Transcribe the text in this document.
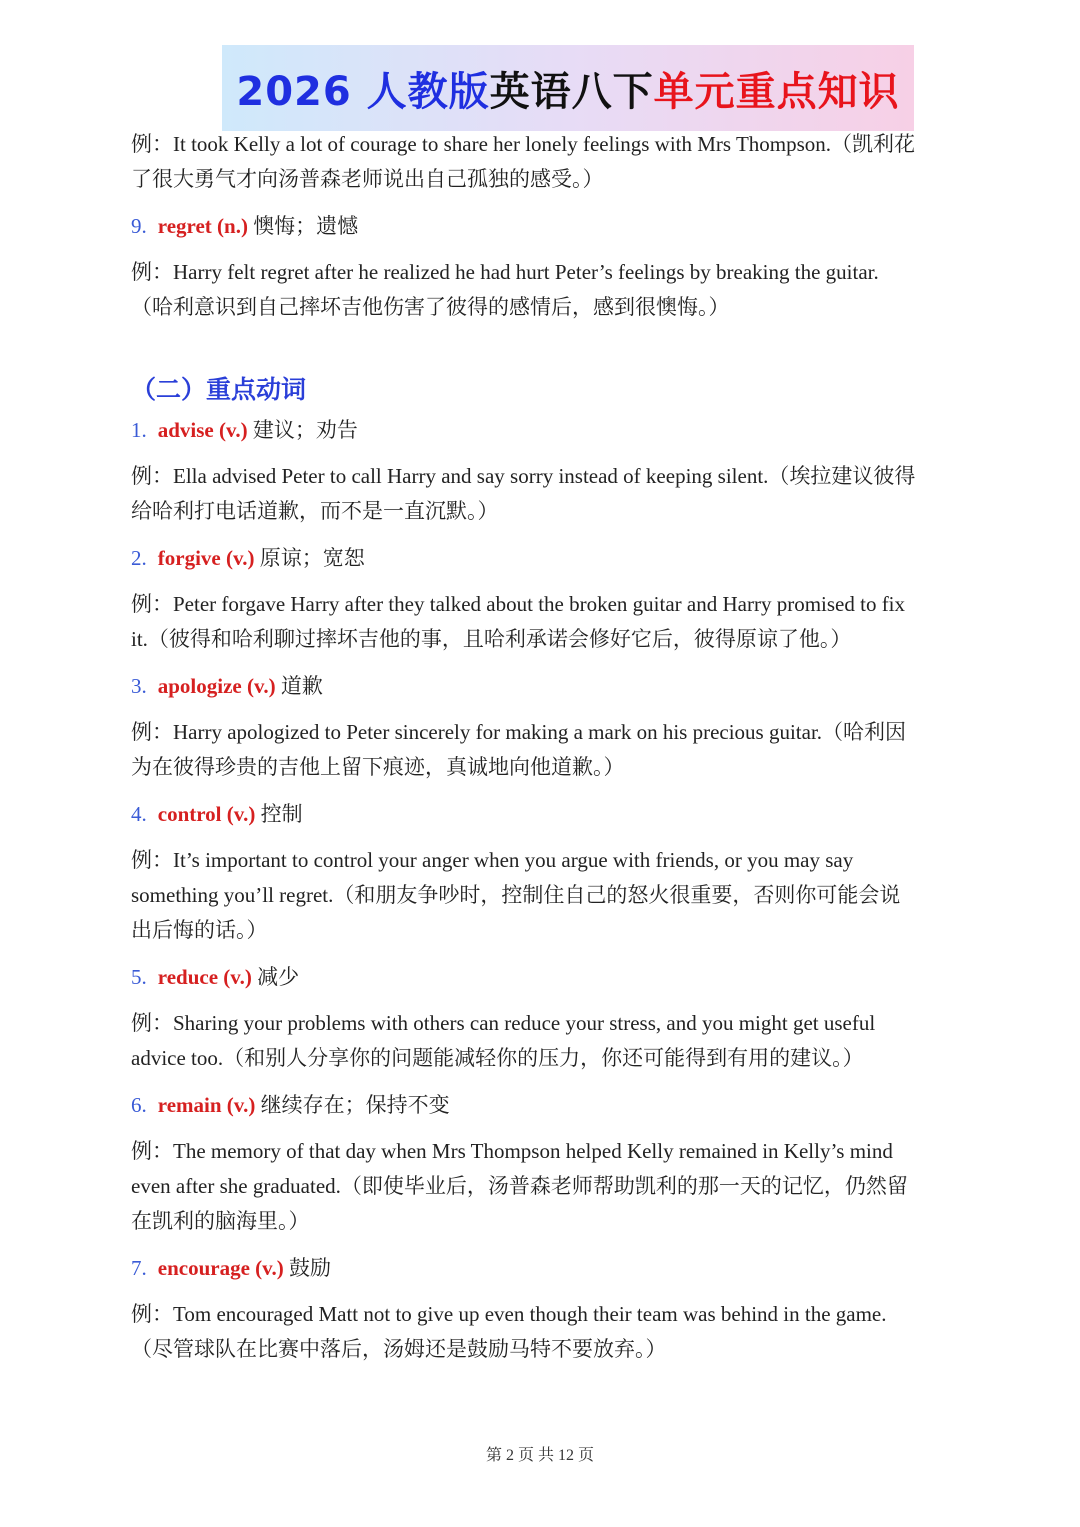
2026 人教版 英语八下 单元重点知识
例：It took Kelly a lot of courage to share her lonely feelings with Mrs Thompson.（凯利花
了很大勇气才向汤普森老师说出自己孤独的感受。）
9. regret (n.) 懊悔；遗憾
例：Harry felt regret after he realized he had hurt Peter’s feelings by breaking the guitar.
（哈利意识到自己摔坏吉他伤害了彼得的感情后，感到很懊悔。）
（二）重点动词
1. advise (v.) 建议；劝告
例：Ella advised Peter to call Harry and say sorry instead of keeping silent.（埃拉建议彼得
给哈利打电话道歉，而不是一直沉默。）
2. forgive (v.) 原谅；宽恕
例：Peter forgave Harry after they talked about the broken guitar and Harry promised to fix
it.（彼得和哈利聊过摔坏吉他的事，且哈利承诺会修好它后，彼得原谅了他。）
3. apologize (v.) 道歉
例：Harry apologized to Peter sincerely for making a mark on his precious guitar.（哈利因
为在彼得珍贵的吉他上留下痕迹，真诚地向他道歉。）
4. control (v.) 控制
例：It’s important to control your anger when you argue with friends, or you may say
something you’ll regret.（和朋友争吵时，控制住自己的怒火很重要，否则你可能会说
出后悔的话。）
5. reduce (v.) 减少
例：Sharing your problems with others can reduce your stress, and you might get useful
advice too.（和别人分享你的问题能减轻你的压力，你还可能得到有用的建议。）
6. remain (v.) 继续存在；保持不变
例：The memory of that day when Mrs Thompson helped Kelly remained in Kelly’s mind
even after she graduated.（即使毕业后，汤普森老师帮助凯利的那一天的记忆，仍然留
在凯利的脑海里。）
7. encourage (v.) 鼓励
例：Tom encouraged Matt not to give up even though their team was behind in the game.
（尽管球队在比赛中落后，汤姆还是鼓励马特不要放弃。）
第 2 页 共 12 页
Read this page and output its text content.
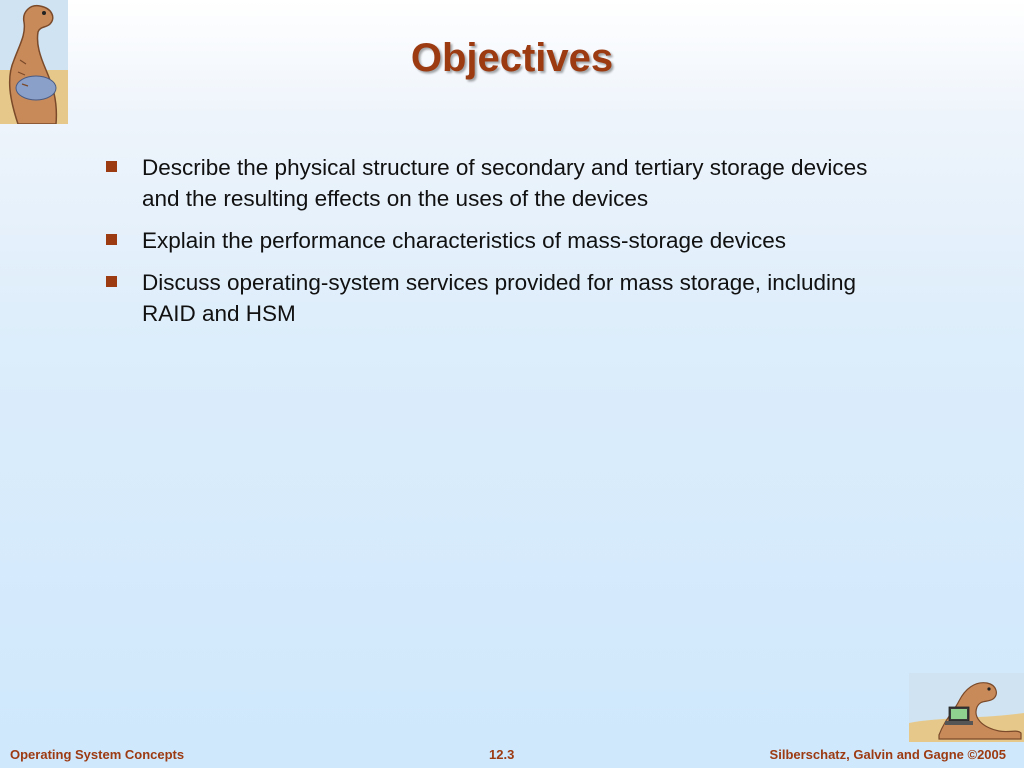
Objectives
Describe the physical structure of secondary and tertiary storage devices and the resulting effects on the uses of the devices
Explain the performance characteristics of mass-storage devices
Discuss operating-system services provided for mass storage, including RAID and HSM
Operating System Concepts	12.3	Silberschatz, Galvin and Gagne ©2005
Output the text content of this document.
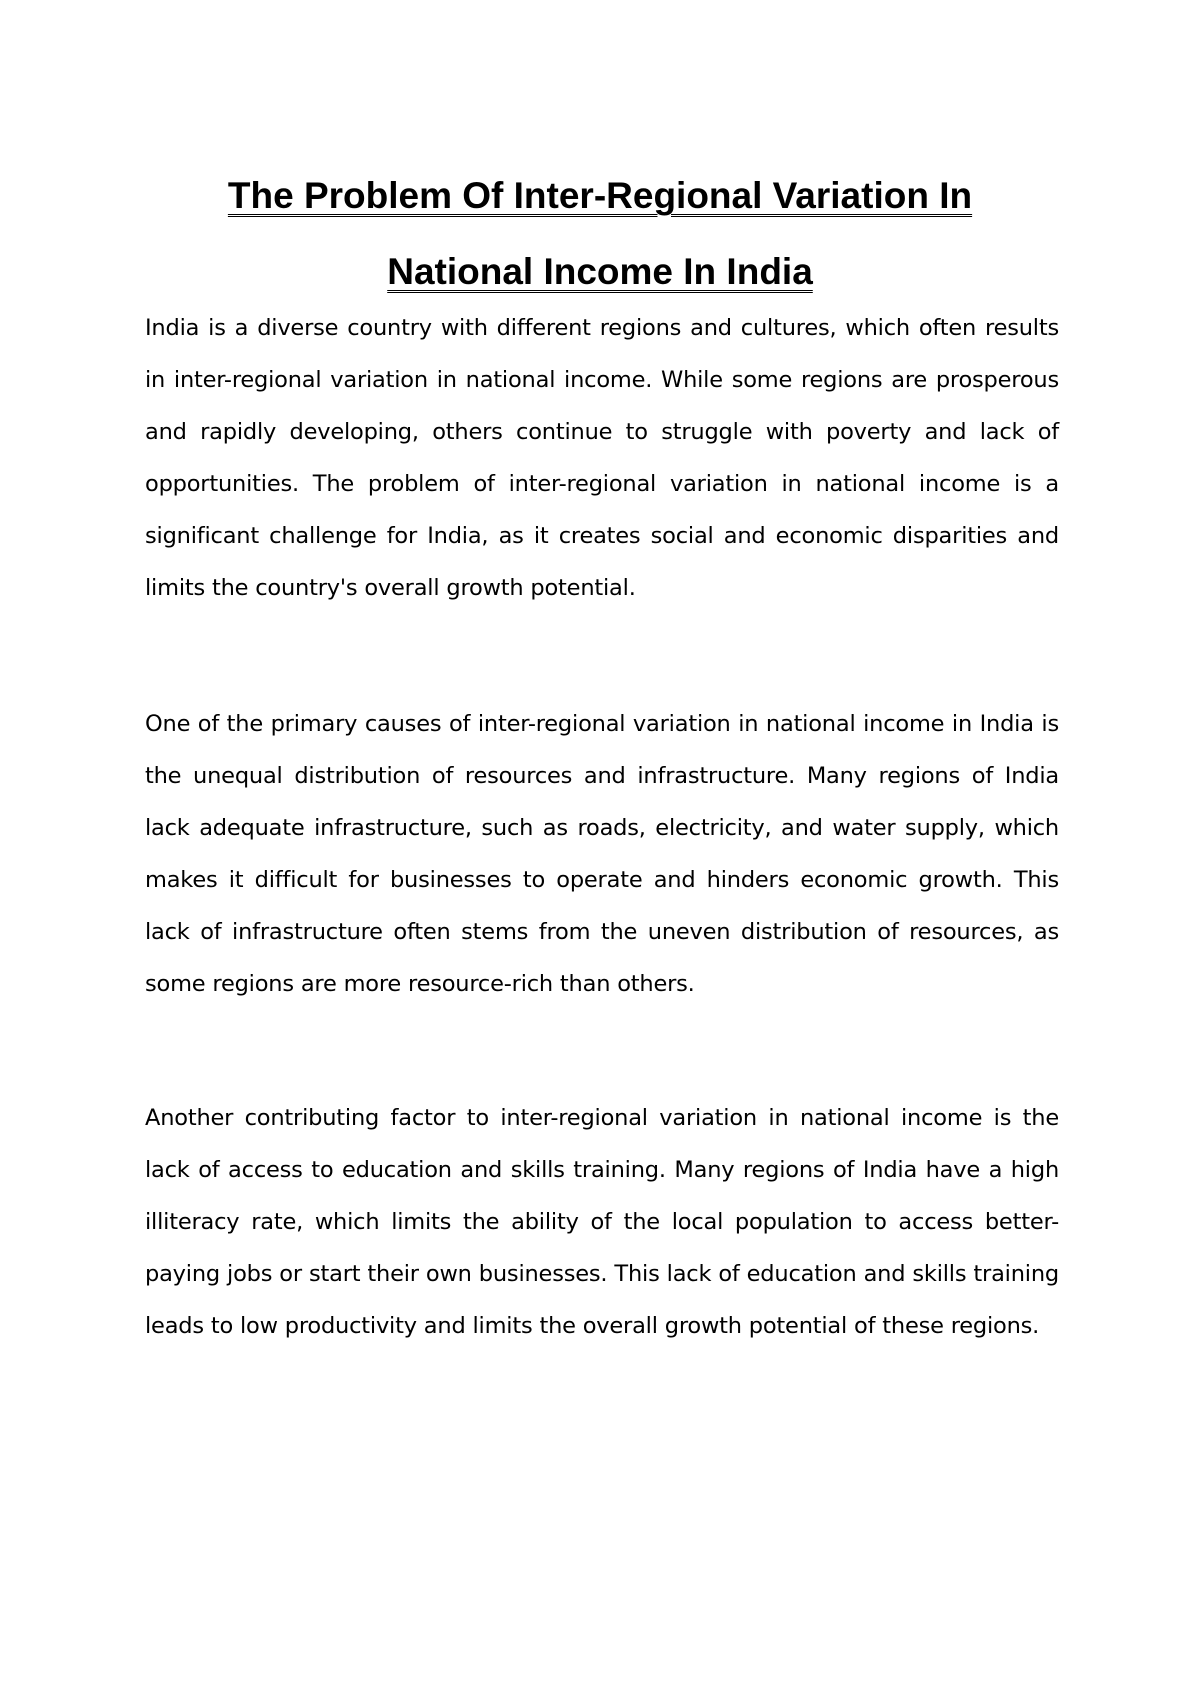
The Problem Of Inter-Regional Variation In
National Income In India

India is a diverse country with different regions and cultures, which often results in inter-regional variation in national income. While some regions are prosperous and rapidly developing, others continue to struggle with poverty and lack of opportunities. The problem of inter-regional variation in national income is a significant challenge for India, as it creates social and economic disparities and limits the country's overall growth potential.

One of the primary causes of inter-regional variation in national income in India is the unequal distribution of resources and infrastructure. Many regions of India lack adequate infrastructure, such as roads, electricity, and water supply, which makes it difficult for businesses to operate and hinders economic growth. This lack of infrastructure often stems from the uneven distribution of resources, as some regions are more resource-rich than others.

Another contributing factor to inter-regional variation in national income is the lack of access to education and skills training. Many regions of India have a high illiteracy rate, which limits the ability of the local population to access better-paying jobs or start their own businesses. This lack of education and skills training leads to low productivity and limits the overall growth potential of these regions.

▸ Description of the task: Give the entries again without a single change, but with no pictures.

▸ Result:
Transcribe the text in this document.
2026 人教版 英语八下 单元重点知识
例：It took Kelly a lot of courage to share her lonely feelings with Mrs Thompson.（凯利花
了很大勇气才向汤普森老师说出自己孤独的感受。）
9. regret (n.) 懊悔；遗憾
例：Harry felt regret after he realized he had hurt Peter’s feelings by breaking the guitar.
（哈利意识到自己摔坏吉他伤害了彼得的感情后，感到很懊悔。）
（二）重点动词
1. advise (v.) 建议；劝告
例：Ella advised Peter to call Harry and say sorry instead of keeping silent.（埃拉建议彼得
给哈利打电话道歉，而不是一直沉默。）
2. forgive (v.) 原谅；宽恕
例：Peter forgave Harry after they talked about the broken guitar and Harry promised to fix
it.（彼得和哈利聊过摔坏吉他的事，且哈利承诺会修好它后，彼得原谅了他。）
3. apologize (v.) 道歉
例：Harry apologized to Peter sincerely for making a mark on his precious guitar.（哈利因
为在彼得珍贵的吉他上留下痕迹，真诚地向他道歉。）
4. control (v.) 控制
例：It’s important to control your anger when you argue with friends, or you may say
something you’ll regret.（和朋友争吵时，控制住自己的怒火很重要，否则你可能会说
出后悔的话。）
5. reduce (v.) 减少
例：Sharing your problems with others can reduce your stress, and you might get useful
advice too.（和别人分享你的问题能减轻你的压力，你还可能得到有用的建议。）
6. remain (v.) 继续存在；保持不变
例：The memory of that day when Mrs Thompson helped Kelly remained in Kelly’s mind
even after she graduated.（即使毕业后，汤普森老师帮助凯利的那一天的记忆，仍然留
在凯利的脑海里。）
7. encourage (v.) 鼓励
例：Tom encouraged Matt not to give up even though their team was behind in the game.
（尽管球队在比赛中落后，汤姆还是鼓励马特不要放弃。）
第 2 页 共 12 页
Read this page and output its text content.
Objectives
Describe the physical structure of secondary and tertiary storage devices and the resulting effects on the uses of the devices
Explain the performance characteristics of mass-storage devices
Discuss operating-system services provided for mass storage, including RAID and HSM
Operating System Concepts	12.3	Silberschatz, Galvin and Gagne ©2005
Output the text content of this document.
The Problem Of Inter-Regional Variation In
National Income In India

India is a diverse country with different regions and cultures, which often results in inter-regional variation in national income. While some regions are prosperous and rapidly developing, others continue to struggle with poverty and lack of opportunities. The problem of inter-regional variation in national income is a significant challenge for India, as it creates social and economic disparities and limits the country's overall growth potential.

One of the primary causes of inter-regional variation in national income in India is the unequal distribution of resources and infrastructure. Many regions of India lack adequate infrastructure, such as roads, electricity, and water supply, which makes it difficult for businesses to operate and hinders economic growth. This lack of infrastructure often stems from the uneven distribution of resources, as some regions are more resource-rich than others.

Another contributing factor to inter-regional variation in national income is the lack of access to education and skills training. Many regions of India have a high illiteracy rate, which limits the ability of the local population to access better-paying jobs or start their own businesses. This lack of education and skills training leads to low productivity and limits the overall growth potential of these regions.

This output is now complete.